Pick out every line of the entries below where "name" occurs, and copy those lines.
[start of Data]
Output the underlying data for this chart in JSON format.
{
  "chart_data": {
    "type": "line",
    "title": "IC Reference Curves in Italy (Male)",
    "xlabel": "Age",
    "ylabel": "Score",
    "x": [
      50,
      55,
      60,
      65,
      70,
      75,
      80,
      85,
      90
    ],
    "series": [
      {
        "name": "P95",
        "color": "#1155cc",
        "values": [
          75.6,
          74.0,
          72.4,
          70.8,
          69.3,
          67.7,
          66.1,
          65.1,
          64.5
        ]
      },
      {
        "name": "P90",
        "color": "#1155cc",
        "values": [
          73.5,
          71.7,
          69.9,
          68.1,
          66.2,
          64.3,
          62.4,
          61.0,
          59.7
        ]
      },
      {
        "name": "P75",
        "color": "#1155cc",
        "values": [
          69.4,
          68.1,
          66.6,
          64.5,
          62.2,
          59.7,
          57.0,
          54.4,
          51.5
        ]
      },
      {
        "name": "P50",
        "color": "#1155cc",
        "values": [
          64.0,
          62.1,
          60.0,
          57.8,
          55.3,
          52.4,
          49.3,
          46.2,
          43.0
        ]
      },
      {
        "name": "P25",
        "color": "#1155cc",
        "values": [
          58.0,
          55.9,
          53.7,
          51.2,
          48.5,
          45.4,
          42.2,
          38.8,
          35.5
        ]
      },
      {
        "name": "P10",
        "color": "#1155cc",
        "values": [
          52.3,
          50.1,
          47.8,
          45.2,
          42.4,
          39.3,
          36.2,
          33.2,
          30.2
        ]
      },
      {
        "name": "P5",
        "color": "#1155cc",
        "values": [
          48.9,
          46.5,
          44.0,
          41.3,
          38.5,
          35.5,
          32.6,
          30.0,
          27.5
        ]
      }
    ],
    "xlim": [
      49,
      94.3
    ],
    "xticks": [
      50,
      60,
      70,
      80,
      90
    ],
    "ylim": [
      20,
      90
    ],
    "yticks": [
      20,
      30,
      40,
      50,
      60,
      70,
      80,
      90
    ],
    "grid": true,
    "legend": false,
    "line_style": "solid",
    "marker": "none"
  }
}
[end of Data]
● Written solution
        "name": "P95",
        "name": "P90",
        "name": "P75",
        "name": "P50",
        "name": "P25",
        "name": "P10",
        "name": "P5",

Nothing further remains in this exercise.